**PROBLEM DESCRIPTION:**
Every entry must be given again exactly.

**GIVEN INFORMATION:**
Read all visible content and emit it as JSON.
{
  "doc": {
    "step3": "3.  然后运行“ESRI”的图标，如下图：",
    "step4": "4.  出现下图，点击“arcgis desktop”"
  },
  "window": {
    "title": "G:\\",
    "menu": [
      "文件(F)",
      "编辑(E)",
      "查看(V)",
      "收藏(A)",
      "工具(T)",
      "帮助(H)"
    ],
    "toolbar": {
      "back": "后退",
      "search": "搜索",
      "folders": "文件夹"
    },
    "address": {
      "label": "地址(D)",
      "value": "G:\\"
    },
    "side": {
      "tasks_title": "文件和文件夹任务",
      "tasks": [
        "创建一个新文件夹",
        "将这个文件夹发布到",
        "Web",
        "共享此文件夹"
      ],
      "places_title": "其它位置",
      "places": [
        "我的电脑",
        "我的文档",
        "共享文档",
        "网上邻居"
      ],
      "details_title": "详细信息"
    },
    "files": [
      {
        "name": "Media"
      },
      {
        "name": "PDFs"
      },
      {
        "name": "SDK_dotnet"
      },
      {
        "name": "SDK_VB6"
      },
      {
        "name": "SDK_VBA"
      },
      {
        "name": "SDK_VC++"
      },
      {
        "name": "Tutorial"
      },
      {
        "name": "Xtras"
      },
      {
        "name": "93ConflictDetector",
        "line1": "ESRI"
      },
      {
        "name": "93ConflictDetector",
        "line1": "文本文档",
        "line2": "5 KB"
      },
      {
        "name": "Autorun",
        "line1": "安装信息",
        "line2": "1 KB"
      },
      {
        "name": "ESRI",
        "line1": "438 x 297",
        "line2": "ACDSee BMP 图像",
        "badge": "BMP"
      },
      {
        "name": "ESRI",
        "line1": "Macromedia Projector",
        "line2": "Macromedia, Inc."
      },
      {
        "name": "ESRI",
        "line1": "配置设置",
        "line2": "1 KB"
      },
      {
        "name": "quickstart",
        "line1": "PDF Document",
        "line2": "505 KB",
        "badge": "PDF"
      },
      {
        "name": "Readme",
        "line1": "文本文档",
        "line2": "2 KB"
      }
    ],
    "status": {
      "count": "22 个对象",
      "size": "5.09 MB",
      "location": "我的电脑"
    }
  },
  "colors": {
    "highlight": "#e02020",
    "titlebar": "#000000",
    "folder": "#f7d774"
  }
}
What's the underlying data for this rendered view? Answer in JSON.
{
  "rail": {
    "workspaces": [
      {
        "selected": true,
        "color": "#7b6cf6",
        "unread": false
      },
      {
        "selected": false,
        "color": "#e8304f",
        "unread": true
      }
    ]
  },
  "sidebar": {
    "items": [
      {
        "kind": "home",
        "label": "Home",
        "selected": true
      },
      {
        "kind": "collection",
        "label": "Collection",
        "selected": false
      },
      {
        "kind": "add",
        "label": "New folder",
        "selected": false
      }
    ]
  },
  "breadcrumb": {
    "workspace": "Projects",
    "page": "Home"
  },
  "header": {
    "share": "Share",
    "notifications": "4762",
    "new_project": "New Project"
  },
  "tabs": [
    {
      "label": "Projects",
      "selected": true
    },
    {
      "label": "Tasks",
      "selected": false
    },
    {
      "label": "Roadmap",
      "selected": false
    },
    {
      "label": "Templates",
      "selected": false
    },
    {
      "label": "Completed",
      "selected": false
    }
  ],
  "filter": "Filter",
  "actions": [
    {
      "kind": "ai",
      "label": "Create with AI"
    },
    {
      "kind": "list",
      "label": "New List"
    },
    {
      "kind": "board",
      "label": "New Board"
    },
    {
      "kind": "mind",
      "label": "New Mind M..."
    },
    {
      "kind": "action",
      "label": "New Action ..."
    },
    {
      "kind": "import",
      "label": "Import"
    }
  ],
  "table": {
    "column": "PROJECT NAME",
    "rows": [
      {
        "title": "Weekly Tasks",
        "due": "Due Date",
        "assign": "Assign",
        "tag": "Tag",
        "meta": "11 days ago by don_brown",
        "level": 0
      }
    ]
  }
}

**EXERCISE ANSWER:**
Read all visible content and emit it as JSON.
{
  "doc": {
    "step3": "3.  然后运行“ESRI”的图标，如下图：",
    "step4": "4.  出现下图，点击“arcgis desktop”"
  },
  "window": {
    "title": "G:\\",
    "menu": [
      "文件(F)",
      "编辑(E)",
      "查看(V)",
      "收藏(A)",
      "工具(T)",
      "帮助(H)"
    ],
    "toolbar": {
      "back": "后退",
      "search": "搜索",
      "folders": "文件夹"
    },
    "address": {
      "label": "地址(D)",
      "value": "G:\\"
    },
    "side": {
      "tasks_title": "文件和文件夹任务",
      "tasks": [
        "创建一个新文件夹",
        "将这个文件夹发布到",
        "Web",
        "共享此文件夹"
      ],
      "places_title": "其它位置",
      "places": [
        "我的电脑",
        "我的文档",
        "共享文档",
        "网上邻居"
      ],
      "details_title": "详细信息"
    },
    "files": [
      {
        "name": "Media"
      },
      {
        "name": "PDFs"
      },
      {
        "name": "SDK_dotnet"
      },
      {
        "name": "SDK_VB6"
      },
      {
        "name": "SDK_VBA"
      },
      {
        "name": "SDK_VC++"
      },
      {
        "name": "Tutorial"
      },
      {
        "name": "Xtras"
      },
      {
        "name": "93ConflictDetector",
        "line1": "ESRI"
      },
      {
        "name": "93ConflictDetector",
        "line1": "文本文档",
        "line2": "5 KB"
      },
      {
        "name": "Autorun",
        "line1": "安装信息",
        "line2": "1 KB"
      },
      {
        "name": "ESRI",
        "line1": "438 x 297",
        "line2": "ACDSee BMP 图像",
        "badge": "BMP"
      },
      {
        "name": "ESRI",
        "line1": "Macromedia Projector",
        "line2": "Macromedia, Inc."
      },
      {
        "name": "ESRI",
        "line1": "配置设置",
        "line2": "1 KB"
      },
      {
        "name": "quickstart",
        "line1": "PDF Document",
        "line2": "505 KB",
        "badge": "PDF"
      },
      {
        "name": "Readme",
        "line1": "文本文档",
        "line2": "2 KB"
      }
    ],
    "status": {
      "count": "22 个对象",
      "size": "5.09 MB",
      "location": "我的电脑"
    }
  },
  "colors": {
    "highlight": "#e02020",
    "titlebar": "#000000",
    "folder": "#f7d774"
  }
}
What's the underlying data for this rendered view? Answer in JSON.
{
  "rail": {
    "workspaces": [
      {
        "selected": true,
        "color": "#7b6cf6",
        "unread": false
      },
      {
        "selected": false,
        "color": "#e8304f",
        "unread": true
      }
    ]
  },
  "sidebar": {
    "items": [
      {
        "kind": "home",
        "label": "Home",
        "selected": true
      },
      {
        "kind": "collection",
        "label": "Collection",
        "selected": false
      },
      {
        "kind": "add",
        "label": "New folder",
        "selected": false
      }
    ]
  },
  "breadcrumb": {
    "workspace": "Projects",
    "page": "Home"
  },
  "header": {
    "share": "Share",
    "notifications": "4762",
    "new_project": "New Project"
  },
  "tabs": [
    {
      "label": "Projects",
      "selected": true
    },
    {
      "label": "Tasks",
      "selected": false
    },
    {
      "label": "Roadmap",
      "selected": false
    },
    {
      "label": "Templates",
      "selected": false
    },
    {
      "label": "Completed",
      "selected": false
    }
  ],
  "filter": "Filter",
  "actions": [
    {
      "kind": "ai",
      "label": "Create with AI"
    },
    {
      "kind": "list",
      "label": "New List"
    },
    {
      "kind": "board",
      "label": "New Board"
    },
    {
      "kind": "mind",
      "label": "New Mind M..."
    },
    {
      "kind": "action",
      "label": "New Action ..."
    },
    {
      "kind": "import",
      "label": "Import"
    }
  ],
  "table": {
    "column": "PROJECT NAME",
    "rows": [
      {
        "title": "Weekly Tasks",
        "due": "Due Date",
        "assign": "Assign",
        "tag": "Tag",
        "meta": "11 days ago by don_brown",
        "level": 0
      }
    ]
  }
}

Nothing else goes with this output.